Aim of the exercise:
Pull every line of the entries that has the word "chemical".

Records for processing:
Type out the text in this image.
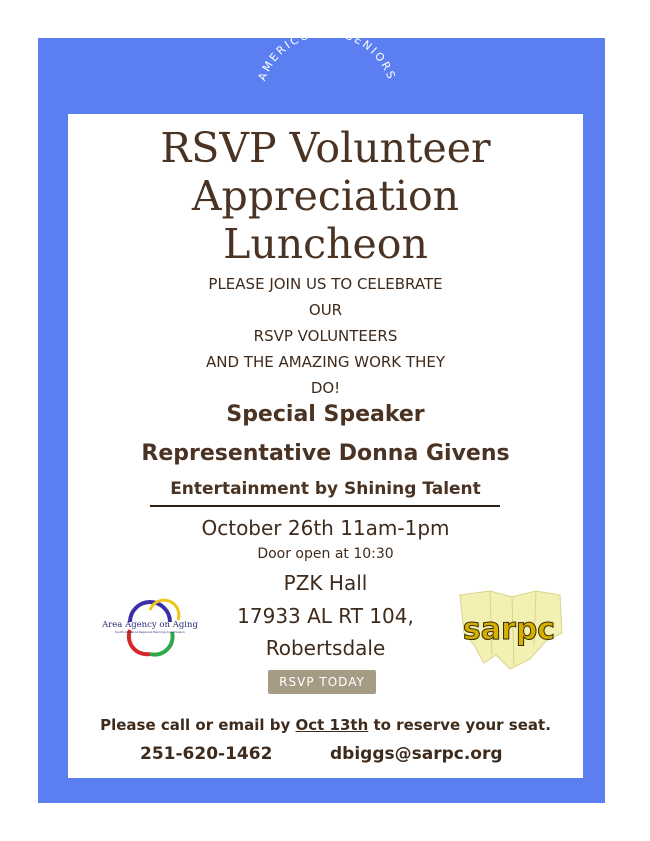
AMERICORPS SENIORS
RSVP Volunteer
Appreciation
Luncheon
PLEASE JOIN US TO CELEBRATE
OUR
RSVP VOLUNTEERS
AND THE AMAZING WORK THEY
DO!
Special Speaker
Representative Donna Givens
Entertainment by Shining Talent
October 26th 11am-1pm
Door open at 10:30
PZK Hall
17933 AL RT 104,
Robertsdale
RSVP TODAY
Area Agency on Aging
South Alabama Regional Planning Commission	sarpc
Please call or email by Oct 13th to reserve your seat.
251-620-1462	dbiggs@sarpc.org
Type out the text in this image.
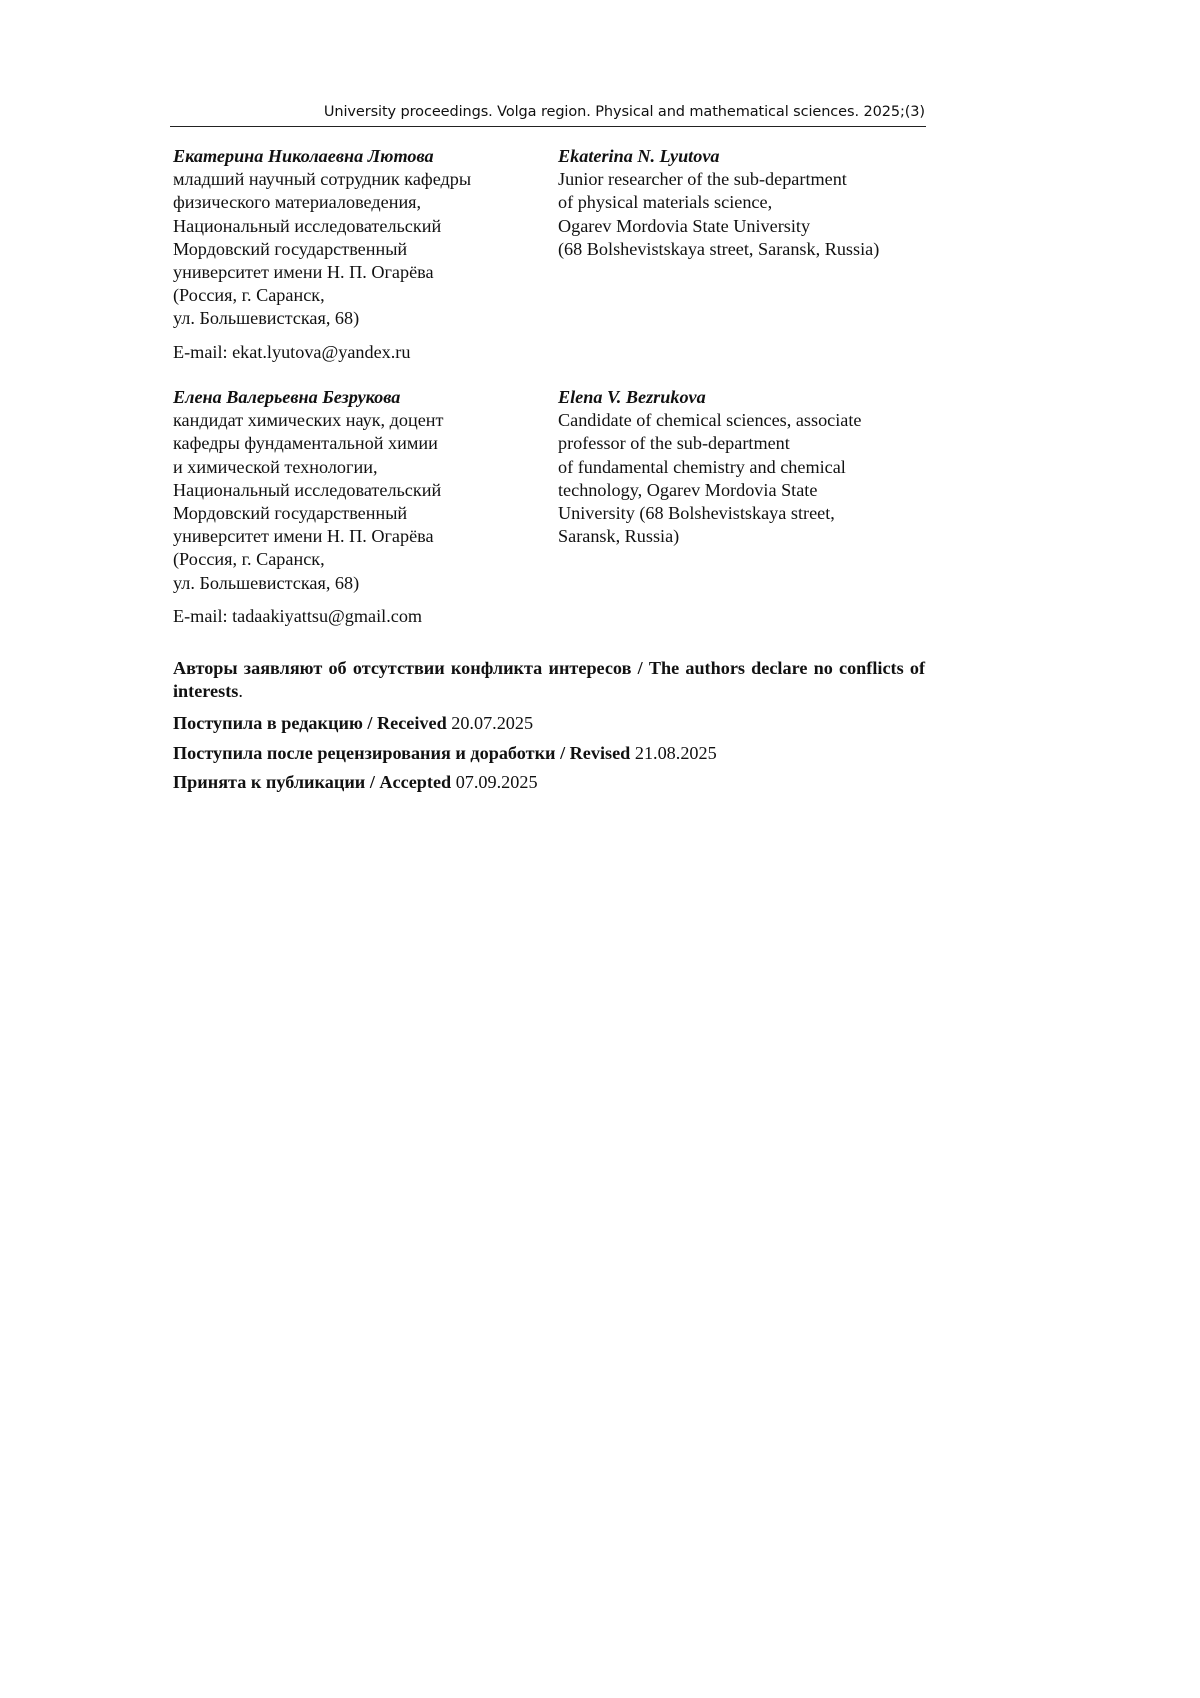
University proceedings. Volga region. Physical and mathematical sciences. 2025;(3)
Екатерина Николаевна Лютова
младший научный сотрудник кафедры
физического материаловедения,
Национальный исследовательский
Мордовский государственный
университет имени Н. П. Огарёва
(Россия, г. Саранск,
ул. Большевистская, 68)
E-mail: ekat.lyutova@yandex.ru
Ekaterina N. Lyutova
Junior researcher of the sub-department
of physical materials science,
Ogarev Mordovia State University
(68 Bolshevistskaya street, Saransk, Russia)
Елена Валерьевна Безрукова
кандидат химических наук, доцент
кафедры фундаментальной химии
и химической технологии,
Национальный исследовательский
Мордовский государственный
университет имени Н. П. Огарёва
(Россия, г. Саранск,
ул. Большевистская, 68)
E-mail: tadaakiyattsu@gmail.com
Elena V. Bezrukova
Candidate of chemical sciences, associate
professor of the sub-department
of fundamental chemistry and chemical
technology, Ogarev Mordovia State
University (68 Bolshevistskaya street,
Saransk, Russia)
Авторы заявляют об отсутствии конфликта интересов / The authors declare no conflicts of interests.
Поступила в редакцию / Received 20.07.2025
Поступила после рецензирования и доработки / Revised 21.08.2025
Принята к публикации / Accepted 07.09.2025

Written response:
Candidate of chemical sciences, associate
of fundamental chemistry and chemical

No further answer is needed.